What to do:
Copy every line of the listing exactly.

Data records:
┄┄┄┄┄┄┄┄┄┄┄┄┄┄┄┄┄┄┄┄

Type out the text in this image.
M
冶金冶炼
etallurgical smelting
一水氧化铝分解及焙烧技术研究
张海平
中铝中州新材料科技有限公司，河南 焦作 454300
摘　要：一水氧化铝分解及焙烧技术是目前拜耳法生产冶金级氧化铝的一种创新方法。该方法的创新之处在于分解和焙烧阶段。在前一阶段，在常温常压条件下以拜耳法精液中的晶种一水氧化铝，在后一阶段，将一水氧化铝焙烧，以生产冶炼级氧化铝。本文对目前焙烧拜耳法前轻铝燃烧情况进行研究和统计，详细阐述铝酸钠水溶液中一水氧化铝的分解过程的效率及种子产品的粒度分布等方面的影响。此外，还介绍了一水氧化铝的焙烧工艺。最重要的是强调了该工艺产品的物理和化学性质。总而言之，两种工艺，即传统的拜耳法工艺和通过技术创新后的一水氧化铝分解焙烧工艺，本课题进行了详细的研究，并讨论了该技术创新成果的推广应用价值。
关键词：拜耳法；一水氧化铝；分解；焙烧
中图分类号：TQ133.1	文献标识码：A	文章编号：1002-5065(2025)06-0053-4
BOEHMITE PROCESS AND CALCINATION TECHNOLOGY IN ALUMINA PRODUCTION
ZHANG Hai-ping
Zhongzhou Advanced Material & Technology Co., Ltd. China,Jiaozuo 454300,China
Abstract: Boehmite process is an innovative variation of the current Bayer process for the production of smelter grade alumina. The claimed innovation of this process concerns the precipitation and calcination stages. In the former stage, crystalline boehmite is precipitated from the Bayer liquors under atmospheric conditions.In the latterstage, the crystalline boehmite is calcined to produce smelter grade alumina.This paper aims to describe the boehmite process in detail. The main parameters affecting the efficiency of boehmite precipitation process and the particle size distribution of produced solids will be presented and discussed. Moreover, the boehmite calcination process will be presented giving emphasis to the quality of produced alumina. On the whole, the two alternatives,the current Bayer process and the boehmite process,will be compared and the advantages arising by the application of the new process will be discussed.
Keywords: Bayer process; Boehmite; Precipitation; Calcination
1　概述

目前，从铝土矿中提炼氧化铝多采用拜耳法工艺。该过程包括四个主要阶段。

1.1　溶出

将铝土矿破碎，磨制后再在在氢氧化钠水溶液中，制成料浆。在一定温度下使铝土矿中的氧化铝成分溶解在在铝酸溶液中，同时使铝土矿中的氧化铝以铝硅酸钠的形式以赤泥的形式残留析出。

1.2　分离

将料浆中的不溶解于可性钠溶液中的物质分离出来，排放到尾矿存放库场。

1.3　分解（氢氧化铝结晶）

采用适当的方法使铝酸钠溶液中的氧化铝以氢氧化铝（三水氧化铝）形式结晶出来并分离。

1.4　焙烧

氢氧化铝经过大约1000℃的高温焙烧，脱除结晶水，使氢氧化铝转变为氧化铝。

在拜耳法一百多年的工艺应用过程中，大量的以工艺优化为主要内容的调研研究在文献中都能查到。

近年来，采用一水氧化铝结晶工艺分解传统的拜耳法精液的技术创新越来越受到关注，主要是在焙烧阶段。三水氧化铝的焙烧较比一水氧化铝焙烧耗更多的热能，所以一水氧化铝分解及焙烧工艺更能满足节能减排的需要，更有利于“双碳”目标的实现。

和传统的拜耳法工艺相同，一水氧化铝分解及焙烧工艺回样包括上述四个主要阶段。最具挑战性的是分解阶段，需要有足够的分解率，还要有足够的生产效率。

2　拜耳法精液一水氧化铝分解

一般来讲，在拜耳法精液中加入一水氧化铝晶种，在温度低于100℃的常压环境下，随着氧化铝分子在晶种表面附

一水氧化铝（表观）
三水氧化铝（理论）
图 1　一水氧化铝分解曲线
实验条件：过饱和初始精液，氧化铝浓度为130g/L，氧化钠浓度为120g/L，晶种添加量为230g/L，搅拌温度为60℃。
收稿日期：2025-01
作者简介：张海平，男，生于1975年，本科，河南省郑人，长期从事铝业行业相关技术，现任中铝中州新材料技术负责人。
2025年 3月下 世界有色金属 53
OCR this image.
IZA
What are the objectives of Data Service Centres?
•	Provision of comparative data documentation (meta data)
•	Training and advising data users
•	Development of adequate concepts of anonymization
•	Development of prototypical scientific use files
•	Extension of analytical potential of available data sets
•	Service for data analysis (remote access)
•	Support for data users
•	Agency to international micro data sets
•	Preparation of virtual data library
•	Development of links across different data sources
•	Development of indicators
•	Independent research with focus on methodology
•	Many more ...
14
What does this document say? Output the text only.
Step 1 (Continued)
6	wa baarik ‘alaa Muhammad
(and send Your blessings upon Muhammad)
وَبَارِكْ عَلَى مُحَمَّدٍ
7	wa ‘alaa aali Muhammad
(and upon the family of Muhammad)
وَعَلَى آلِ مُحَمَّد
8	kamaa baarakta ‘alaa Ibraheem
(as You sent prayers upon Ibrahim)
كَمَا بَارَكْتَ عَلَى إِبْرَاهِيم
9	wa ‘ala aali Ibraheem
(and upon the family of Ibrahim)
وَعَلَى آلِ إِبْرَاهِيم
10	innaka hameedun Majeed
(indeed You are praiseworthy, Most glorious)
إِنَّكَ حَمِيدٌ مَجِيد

┄┄┄┄┄┄┄┄┄┄┄┄┄┄┄┄┄┄┄┄

The reply:
Type out the text in this image.
M
冶金冶炼
etallurgical smelting
一水氧化铝分解及焙烧技术研究
张海平
中铝中州新材料科技有限公司，河南 焦作 454300
摘　要：一水氧化铝分解及焙烧技术是目前拜耳法生产冶金级氧化铝的一种创新方法。该方法的创新之处在于分解和焙烧阶段。在前一阶段，在常温常压条件下以拜耳法精液中的晶种一水氧化铝，在后一阶段，将一水氧化铝焙烧，以生产冶炼级氧化铝。本文对目前焙烧拜耳法前轻铝燃烧情况进行研究和统计，详细阐述铝酸钠水溶液中一水氧化铝的分解过程的效率及种子产品的粒度分布等方面的影响。此外，还介绍了一水氧化铝的焙烧工艺。最重要的是强调了该工艺产品的物理和化学性质。总而言之，两种工艺，即传统的拜耳法工艺和通过技术创新后的一水氧化铝分解焙烧工艺，本课题进行了详细的研究，并讨论了该技术创新成果的推广应用价值。
关键词：拜耳法；一水氧化铝；分解；焙烧
中图分类号：TQ133.1	文献标识码：A	文章编号：1002-5065(2025)06-0053-4
BOEHMITE PROCESS AND CALCINATION TECHNOLOGY IN ALUMINA PRODUCTION
ZHANG Hai-ping
Zhongzhou Advanced Material & Technology Co., Ltd. China,Jiaozuo 454300,China
Abstract: Boehmite process is an innovative variation of the current Bayer process for the production of smelter grade alumina. The claimed innovation of this process concerns the precipitation and calcination stages. In the former stage, crystalline boehmite is precipitated from the Bayer liquors under atmospheric conditions.In the latterstage, the crystalline boehmite is calcined to produce smelter grade alumina.This paper aims to describe the boehmite process in detail. The main parameters affecting the efficiency of boehmite precipitation process and the particle size distribution of produced solids will be presented and discussed. Moreover, the boehmite calcination process will be presented giving emphasis to the quality of produced alumina. On the whole, the two alternatives,the current Bayer process and the boehmite process,will be compared and the advantages arising by the application of the new process will be discussed.
Keywords: Bayer process; Boehmite; Precipitation; Calcination
1　概述

目前，从铝土矿中提炼氧化铝多采用拜耳法工艺。该过程包括四个主要阶段。

1.1　溶出

将铝土矿破碎，磨制后再在在氢氧化钠水溶液中，制成料浆。在一定温度下使铝土矿中的氧化铝成分溶解在在铝酸溶液中，同时使铝土矿中的氧化铝以铝硅酸钠的形式以赤泥的形式残留析出。

1.2　分离

将料浆中的不溶解于可性钠溶液中的物质分离出来，排放到尾矿存放库场。

1.3　分解（氢氧化铝结晶）

采用适当的方法使铝酸钠溶液中的氧化铝以氢氧化铝（三水氧化铝）形式结晶出来并分离。

1.4　焙烧

氢氧化铝经过大约1000℃的高温焙烧，脱除结晶水，使氢氧化铝转变为氧化铝。

在拜耳法一百多年的工艺应用过程中，大量的以工艺优化为主要内容的调研研究在文献中都能查到。

近年来，采用一水氧化铝结晶工艺分解传统的拜耳法精液的技术创新越来越受到关注，主要是在焙烧阶段。三水氧化铝的焙烧较比一水氧化铝焙烧耗更多的热能，所以一水氧化铝分解及焙烧工艺更能满足节能减排的需要，更有利于“双碳”目标的实现。

和传统的拜耳法工艺相同，一水氧化铝分解及焙烧工艺回样包括上述四个主要阶段。最具挑战性的是分解阶段，需要有足够的分解率，还要有足够的生产效率。

2　拜耳法精液一水氧化铝分解

一般来讲，在拜耳法精液中加入一水氧化铝晶种，在温度低于100℃的常压环境下，随着氧化铝分子在晶种表面附

一水氧化铝（表观）
三水氧化铝（理论）
图 1　一水氧化铝分解曲线
实验条件：过饱和初始精液，氧化铝浓度为130g/L，氧化钠浓度为120g/L，晶种添加量为230g/L，搅拌温度为60℃。
收稿日期：2025-01
作者简介：张海平，男，生于1975年，本科，河南省郑人，长期从事铝业行业相关技术，现任中铝中州新材料技术负责人。
2025年 3月下 世界有色金属 53
OCR this image.
IZA
What are the objectives of Data Service Centres?
•	Provision of comparative data documentation (meta data)
•	Training and advising data users
•	Development of adequate concepts of anonymization
•	Development of prototypical scientific use files
•	Extension of analytical potential of available data sets
•	Service for data analysis (remote access)
•	Support for data users
•	Agency to international micro data sets
•	Preparation of virtual data library
•	Development of links across different data sources
•	Development of indicators
•	Independent research with focus on methodology
•	Many more ...
14
What does this document say? Output the text only.
Step 1 (Continued)
6	wa baarik ‘alaa Muhammad
(and send Your blessings upon Muhammad)
وَبَارِكْ عَلَى مُحَمَّدٍ
7	wa ‘alaa aali Muhammad
(and upon the family of Muhammad)
وَعَلَى آلِ مُحَمَّد
8	kamaa baarakta ‘alaa Ibraheem
(as You sent prayers upon Ibrahim)
كَمَا بَارَكْتَ عَلَى إِبْرَاهِيم
9	wa ‘ala aali Ibraheem
(and upon the family of Ibrahim)
وَعَلَى آلِ إِبْرَاهِيم
10	innaka hameedun Majeed
(indeed You are praiseworthy, Most glorious)
إِنَّكَ حَمِيدٌ مَجِيد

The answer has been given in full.